___ Supplied data ___

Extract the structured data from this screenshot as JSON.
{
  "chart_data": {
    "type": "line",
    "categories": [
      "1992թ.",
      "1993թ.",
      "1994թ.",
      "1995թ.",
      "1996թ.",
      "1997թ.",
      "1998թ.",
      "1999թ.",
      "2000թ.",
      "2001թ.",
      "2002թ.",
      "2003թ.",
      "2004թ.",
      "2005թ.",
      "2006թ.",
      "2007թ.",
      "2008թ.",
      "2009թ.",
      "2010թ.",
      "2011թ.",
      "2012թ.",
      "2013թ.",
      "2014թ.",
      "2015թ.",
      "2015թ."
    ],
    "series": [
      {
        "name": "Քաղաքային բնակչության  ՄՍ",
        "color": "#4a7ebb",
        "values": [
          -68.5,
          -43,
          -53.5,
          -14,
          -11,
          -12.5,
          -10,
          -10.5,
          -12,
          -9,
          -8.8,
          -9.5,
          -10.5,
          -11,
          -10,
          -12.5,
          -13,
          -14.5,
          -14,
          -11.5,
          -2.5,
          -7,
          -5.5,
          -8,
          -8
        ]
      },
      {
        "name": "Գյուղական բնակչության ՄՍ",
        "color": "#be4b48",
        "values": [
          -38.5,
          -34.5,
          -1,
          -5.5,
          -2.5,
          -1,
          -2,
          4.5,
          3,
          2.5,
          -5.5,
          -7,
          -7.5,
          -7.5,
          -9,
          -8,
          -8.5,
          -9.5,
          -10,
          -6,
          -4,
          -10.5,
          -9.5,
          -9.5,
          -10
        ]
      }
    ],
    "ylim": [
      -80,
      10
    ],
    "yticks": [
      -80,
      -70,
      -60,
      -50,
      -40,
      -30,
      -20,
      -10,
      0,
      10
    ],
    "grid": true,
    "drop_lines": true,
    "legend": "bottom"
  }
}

___

Directive
Give the count of lines holding the word "բնակչության" and nothing more.

Task output
2